What is being asked: Lines below that hold the word "will" must be copied in full.

>>>

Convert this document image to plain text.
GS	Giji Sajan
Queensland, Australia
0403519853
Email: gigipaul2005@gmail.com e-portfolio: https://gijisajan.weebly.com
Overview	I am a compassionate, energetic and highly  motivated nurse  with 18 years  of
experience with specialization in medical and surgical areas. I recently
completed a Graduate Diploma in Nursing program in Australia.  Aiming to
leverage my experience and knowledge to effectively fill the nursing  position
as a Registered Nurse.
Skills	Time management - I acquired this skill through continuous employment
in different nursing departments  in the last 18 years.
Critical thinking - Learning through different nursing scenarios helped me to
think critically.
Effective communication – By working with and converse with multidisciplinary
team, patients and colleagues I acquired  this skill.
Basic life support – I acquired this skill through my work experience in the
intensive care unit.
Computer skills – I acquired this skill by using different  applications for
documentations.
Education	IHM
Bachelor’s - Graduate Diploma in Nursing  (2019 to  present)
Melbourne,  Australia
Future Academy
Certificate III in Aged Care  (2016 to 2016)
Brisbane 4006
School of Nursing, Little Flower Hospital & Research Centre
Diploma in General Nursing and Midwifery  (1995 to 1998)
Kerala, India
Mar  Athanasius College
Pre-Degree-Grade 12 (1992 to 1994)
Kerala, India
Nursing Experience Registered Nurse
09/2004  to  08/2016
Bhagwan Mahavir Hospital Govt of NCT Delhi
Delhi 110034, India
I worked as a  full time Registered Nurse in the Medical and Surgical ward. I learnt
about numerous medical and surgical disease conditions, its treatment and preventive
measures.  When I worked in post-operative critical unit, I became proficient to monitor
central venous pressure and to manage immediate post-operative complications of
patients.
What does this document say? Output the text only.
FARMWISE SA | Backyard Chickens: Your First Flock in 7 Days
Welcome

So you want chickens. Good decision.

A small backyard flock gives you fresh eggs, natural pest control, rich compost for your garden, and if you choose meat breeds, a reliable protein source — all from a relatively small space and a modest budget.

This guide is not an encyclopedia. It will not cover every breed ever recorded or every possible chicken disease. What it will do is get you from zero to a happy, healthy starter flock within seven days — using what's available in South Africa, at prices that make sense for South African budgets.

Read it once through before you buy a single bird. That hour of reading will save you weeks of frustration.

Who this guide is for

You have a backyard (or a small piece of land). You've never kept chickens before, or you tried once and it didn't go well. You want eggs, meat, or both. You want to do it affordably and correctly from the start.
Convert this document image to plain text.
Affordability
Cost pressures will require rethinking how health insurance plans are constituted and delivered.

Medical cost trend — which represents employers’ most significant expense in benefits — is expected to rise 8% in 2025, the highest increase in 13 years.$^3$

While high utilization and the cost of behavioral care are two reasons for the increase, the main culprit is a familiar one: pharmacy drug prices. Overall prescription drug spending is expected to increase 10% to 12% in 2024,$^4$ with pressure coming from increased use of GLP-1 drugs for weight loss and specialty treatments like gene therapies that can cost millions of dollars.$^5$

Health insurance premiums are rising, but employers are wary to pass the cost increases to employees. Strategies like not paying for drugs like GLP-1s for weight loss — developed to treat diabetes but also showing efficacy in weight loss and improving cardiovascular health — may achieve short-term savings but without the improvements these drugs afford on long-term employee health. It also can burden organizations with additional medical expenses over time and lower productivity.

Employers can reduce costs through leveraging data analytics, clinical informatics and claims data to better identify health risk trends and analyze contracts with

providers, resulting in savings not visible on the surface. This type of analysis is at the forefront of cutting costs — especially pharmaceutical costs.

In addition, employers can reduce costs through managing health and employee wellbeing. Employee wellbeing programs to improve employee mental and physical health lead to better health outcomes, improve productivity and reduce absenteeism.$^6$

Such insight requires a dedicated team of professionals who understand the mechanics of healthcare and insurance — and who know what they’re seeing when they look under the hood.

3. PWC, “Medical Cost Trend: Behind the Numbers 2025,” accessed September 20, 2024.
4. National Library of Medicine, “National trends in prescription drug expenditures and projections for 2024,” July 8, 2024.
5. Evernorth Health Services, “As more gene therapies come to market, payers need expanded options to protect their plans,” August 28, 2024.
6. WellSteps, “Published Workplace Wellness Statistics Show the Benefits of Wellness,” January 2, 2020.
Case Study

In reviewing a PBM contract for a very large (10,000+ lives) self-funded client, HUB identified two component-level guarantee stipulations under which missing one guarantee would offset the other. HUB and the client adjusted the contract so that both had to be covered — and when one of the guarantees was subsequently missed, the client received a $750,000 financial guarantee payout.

<<<

Reply to the task:
This guide is not an encyclopedia. It will not cover every breed ever recorded or every possible chicken disease. What it will do is get you from zero to a happy, healthy starter flock within seven days — using what's available in South Africa, at prices that make sense for South African budgets.
Read it once through before you buy a single bird. That hour of reading will save you weeks of frustration.
Cost pressures will require rethinking how health insurance plans are constituted and delivered.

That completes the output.